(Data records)
● ● ●
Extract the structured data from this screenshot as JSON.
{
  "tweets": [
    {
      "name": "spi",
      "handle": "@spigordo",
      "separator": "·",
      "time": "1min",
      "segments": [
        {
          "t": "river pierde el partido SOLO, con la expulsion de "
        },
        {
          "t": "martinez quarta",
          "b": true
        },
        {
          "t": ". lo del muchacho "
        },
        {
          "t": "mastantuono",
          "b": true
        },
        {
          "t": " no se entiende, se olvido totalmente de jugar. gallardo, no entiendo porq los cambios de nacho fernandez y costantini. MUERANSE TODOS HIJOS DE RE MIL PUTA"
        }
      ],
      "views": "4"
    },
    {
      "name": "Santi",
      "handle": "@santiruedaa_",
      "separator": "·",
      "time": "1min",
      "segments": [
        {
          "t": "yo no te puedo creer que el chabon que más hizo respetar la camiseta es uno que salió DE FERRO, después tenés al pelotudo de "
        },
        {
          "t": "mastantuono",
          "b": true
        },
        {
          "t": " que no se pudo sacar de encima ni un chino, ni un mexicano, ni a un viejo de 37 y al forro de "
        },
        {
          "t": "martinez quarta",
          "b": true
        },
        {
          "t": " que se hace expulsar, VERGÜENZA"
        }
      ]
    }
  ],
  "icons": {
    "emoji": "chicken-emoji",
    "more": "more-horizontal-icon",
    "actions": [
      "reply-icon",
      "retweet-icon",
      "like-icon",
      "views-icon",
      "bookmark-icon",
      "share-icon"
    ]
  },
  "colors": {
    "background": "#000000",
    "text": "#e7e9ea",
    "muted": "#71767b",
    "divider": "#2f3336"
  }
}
● ● ●
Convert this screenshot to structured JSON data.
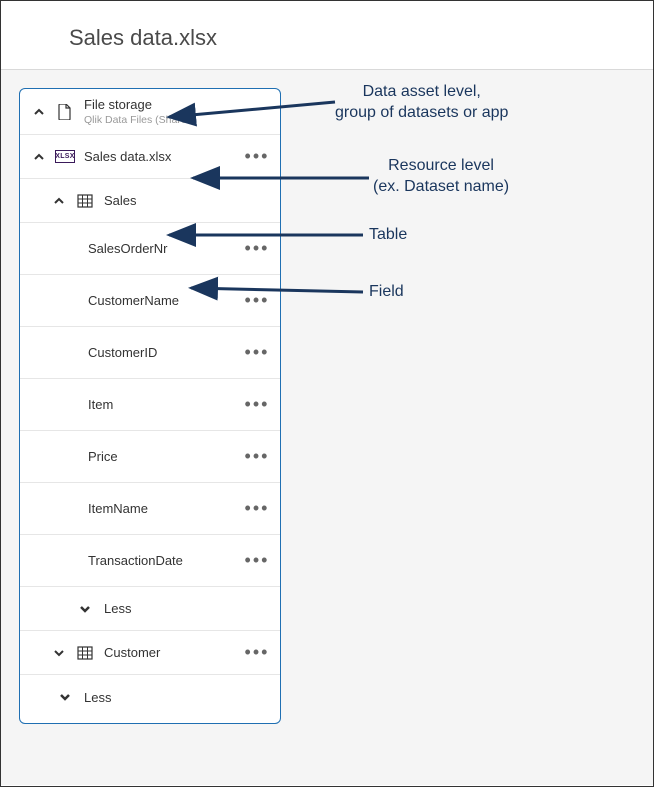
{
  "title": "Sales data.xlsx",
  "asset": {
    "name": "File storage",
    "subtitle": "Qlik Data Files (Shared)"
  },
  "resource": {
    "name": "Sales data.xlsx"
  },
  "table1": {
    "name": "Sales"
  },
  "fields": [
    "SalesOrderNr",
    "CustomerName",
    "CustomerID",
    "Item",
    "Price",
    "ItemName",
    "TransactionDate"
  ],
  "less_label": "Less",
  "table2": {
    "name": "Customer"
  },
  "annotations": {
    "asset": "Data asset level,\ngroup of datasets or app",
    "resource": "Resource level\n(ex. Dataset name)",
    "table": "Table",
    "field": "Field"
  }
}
● ● ●
*REQUEST*.
For each line above that contains the word "screenshot", copy that line.

*WORKED SOLUTION*.
Extract the structured data from this screenshot as JSON.
Convert this screenshot to structured JSON data.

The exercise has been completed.